Exercise instructions: Every entry must be repeated exactly. Exclude all pictures.

Supplied material:

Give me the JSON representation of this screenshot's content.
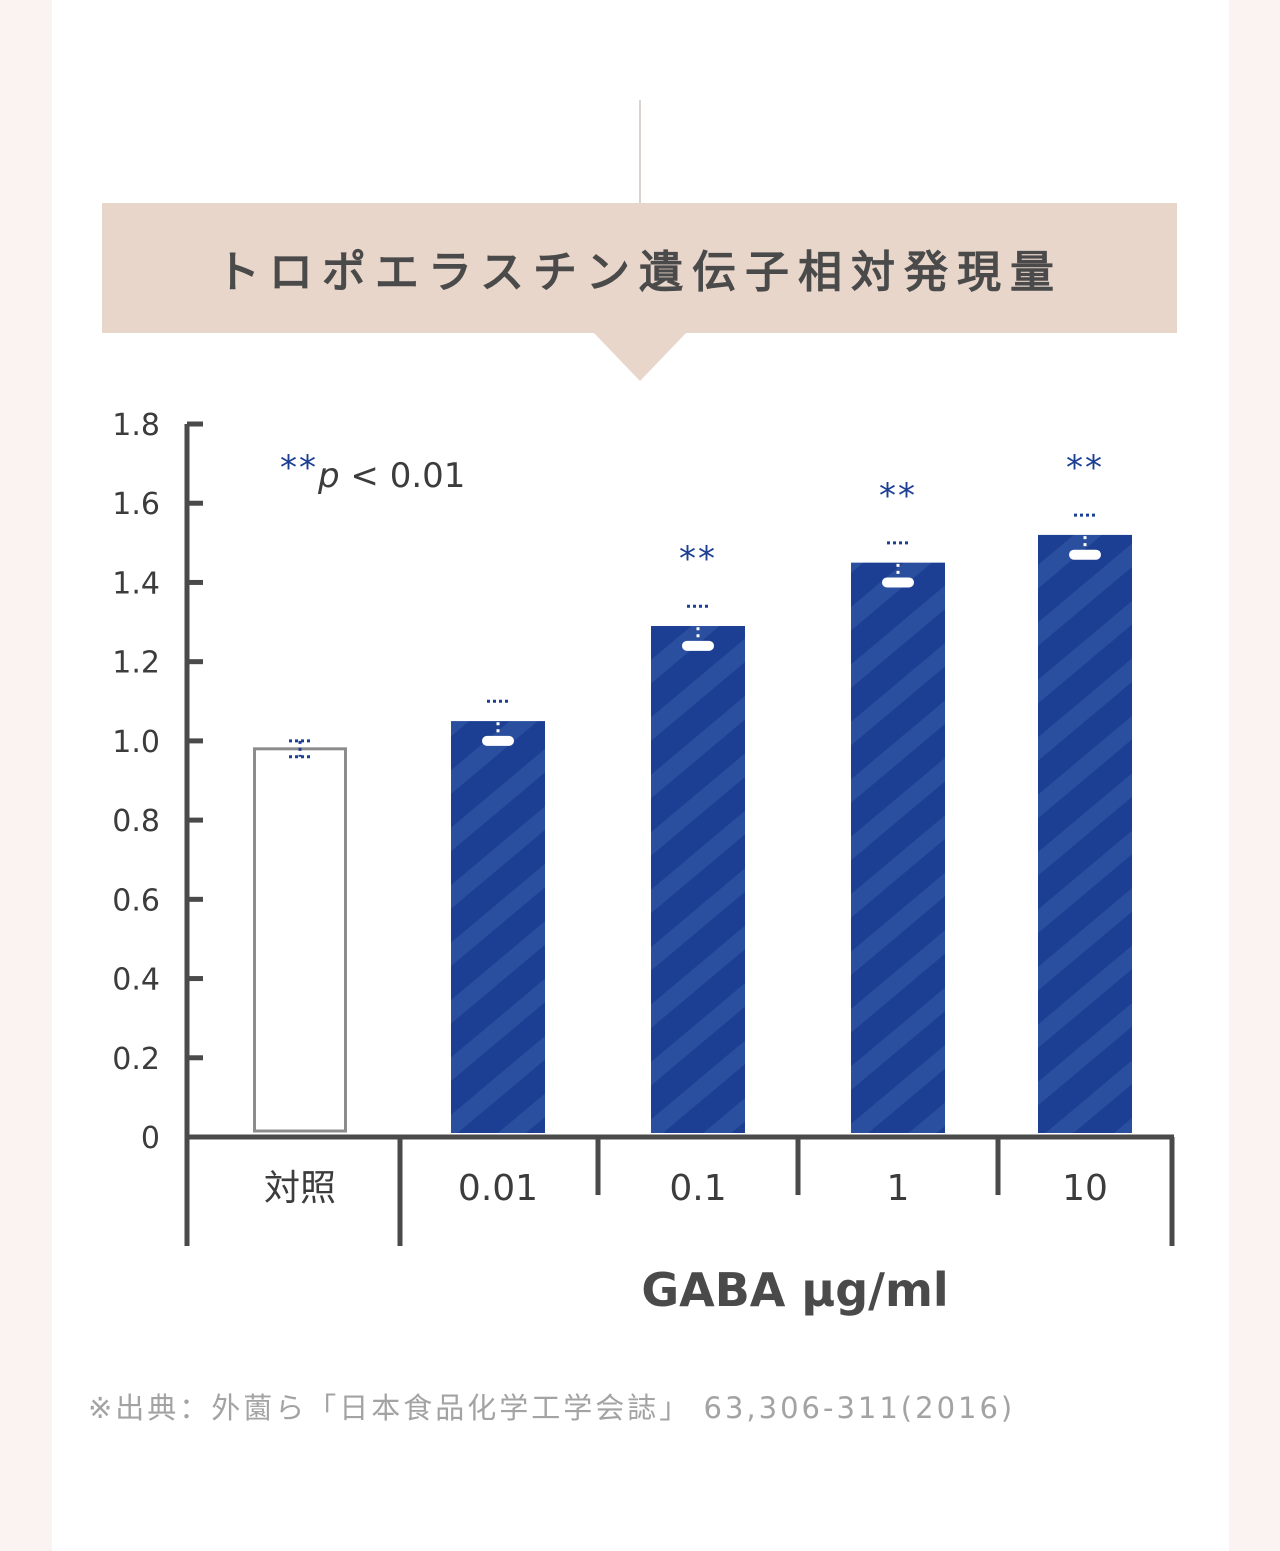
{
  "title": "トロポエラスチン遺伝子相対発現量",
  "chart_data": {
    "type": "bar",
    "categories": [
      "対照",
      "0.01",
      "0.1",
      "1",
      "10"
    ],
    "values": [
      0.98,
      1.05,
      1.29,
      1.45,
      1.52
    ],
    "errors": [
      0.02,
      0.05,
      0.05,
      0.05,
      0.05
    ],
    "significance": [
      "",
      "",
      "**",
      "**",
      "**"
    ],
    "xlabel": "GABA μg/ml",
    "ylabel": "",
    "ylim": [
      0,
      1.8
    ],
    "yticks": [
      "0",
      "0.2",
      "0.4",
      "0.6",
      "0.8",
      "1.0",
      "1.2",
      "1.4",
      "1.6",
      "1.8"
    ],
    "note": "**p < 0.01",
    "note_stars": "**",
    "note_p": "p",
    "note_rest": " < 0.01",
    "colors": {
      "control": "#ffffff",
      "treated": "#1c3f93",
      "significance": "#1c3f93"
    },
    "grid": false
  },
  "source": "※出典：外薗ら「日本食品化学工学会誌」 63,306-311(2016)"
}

Exercise output:
Give me the JSON representation of this screenshot's content.
{
  "title": "トロポエラスチン遺伝子相対発現量",
  "chart_data": {
    "type": "bar",
    "categories": [
      "対照",
      "0.01",
      "0.1",
      "1",
      "10"
    ],
    "values": [
      0.98,
      1.05,
      1.29,
      1.45,
      1.52
    ],
    "errors": [
      0.02,
      0.05,
      0.05,
      0.05,
      0.05
    ],
    "significance": [
      "",
      "",
      "**",
      "**",
      "**"
    ],
    "xlabel": "GABA μg/ml",
    "ylabel": "",
    "ylim": [
      0,
      1.8
    ],
    "yticks": [
      "0",
      "0.2",
      "0.4",
      "0.6",
      "0.8",
      "1.0",
      "1.2",
      "1.4",
      "1.6",
      "1.8"
    ],
    "note": "**p < 0.01",
    "note_stars": "**",
    "note_p": "p",
    "note_rest": " < 0.01",
    "colors": {
      "control": "#ffffff",
      "treated": "#1c3f93",
      "significance": "#1c3f93"
    },
    "grid": false
  },
  "source": "※出典：外薗ら「日本食品化学工学会誌」 63,306-311(2016)"
}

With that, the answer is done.